Brief: Report, word for word, every line of the material that contains "color".
>>>
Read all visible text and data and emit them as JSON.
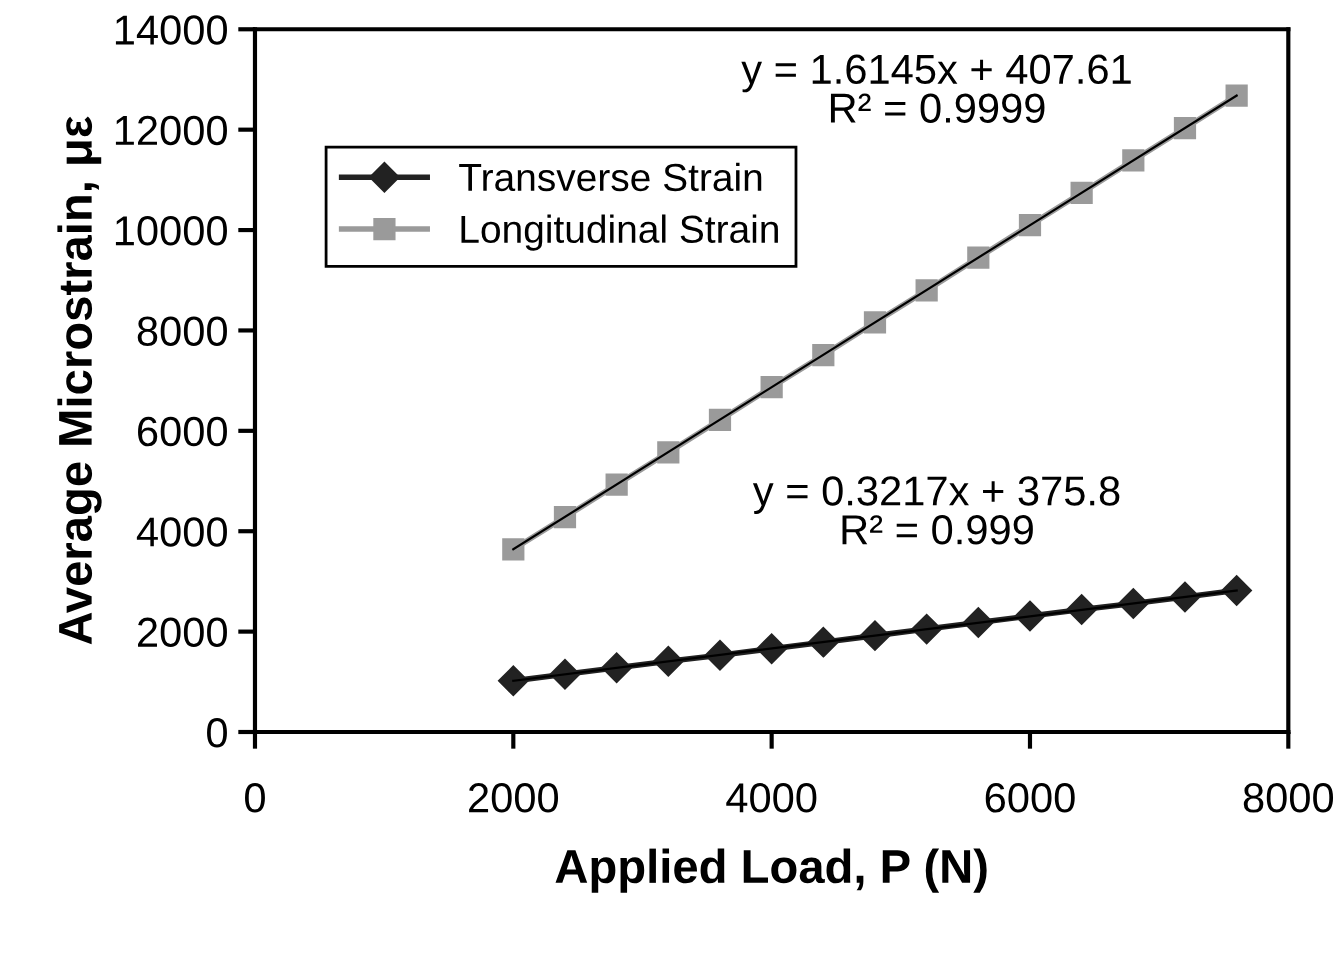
{
  "chart_data": {
    "type": "line",
    "xlabel": "Applied Load, P (N)",
    "ylabel": "Average Microstrain, με",
    "xlim": [
      0,
      8000
    ],
    "xticks": [
      0,
      2000,
      4000,
      6000,
      8000
    ],
    "ylim": [
      0,
      14000
    ],
    "yticks": [
      0,
      2000,
      4000,
      6000,
      8000,
      10000,
      12000,
      14000
    ],
    "grid": false,
    "legend": "top left",
    "series": [
      {
        "name": "Transverse Strain",
        "color": "#222222",
        "marker": "diamond",
        "x": [
          2000,
          2400,
          2800,
          3200,
          3600,
          4000,
          4400,
          4800,
          5200,
          5600,
          6000,
          6400,
          6800,
          7200,
          7600
        ],
        "values": [
          1020,
          1150,
          1280,
          1410,
          1530,
          1660,
          1790,
          1920,
          2050,
          2180,
          2310,
          2440,
          2560,
          2690,
          2820
        ]
      },
      {
        "name": "Longitudinal Strain",
        "color": "#9a9a9a",
        "marker": "square",
        "x": [
          2000,
          2400,
          2800,
          3200,
          3600,
          4000,
          4400,
          4800,
          5200,
          5600,
          6000,
          6400,
          6800,
          7200,
          7600
        ],
        "values": [
          3640,
          4280,
          4930,
          5570,
          6220,
          6870,
          7510,
          8160,
          8800,
          9450,
          10100,
          10740,
          11390,
          12030,
          12680
        ]
      },
      {
        "color": "#000000",
        "marker": "none",
        "x": [
          2000,
          7600
        ],
        "values": [
          1020,
          2820
        ]
      },
      {
        "color": "#000000",
        "marker": "none",
        "x": [
          2000,
          7600
        ],
        "values": [
          3640,
          12680
        ]
      }
    ],
    "annotations": [
      "y = 1.6145x + 407.61\nR² = 0.9999",
      "y = 0.3217x + 375.8\nR² = 0.999"
    ]
  }
}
<<<
Exercise solution:
        "color": "#222222",
        "color": "#9a9a9a",
        "color": "#000000",
        "color": "#000000",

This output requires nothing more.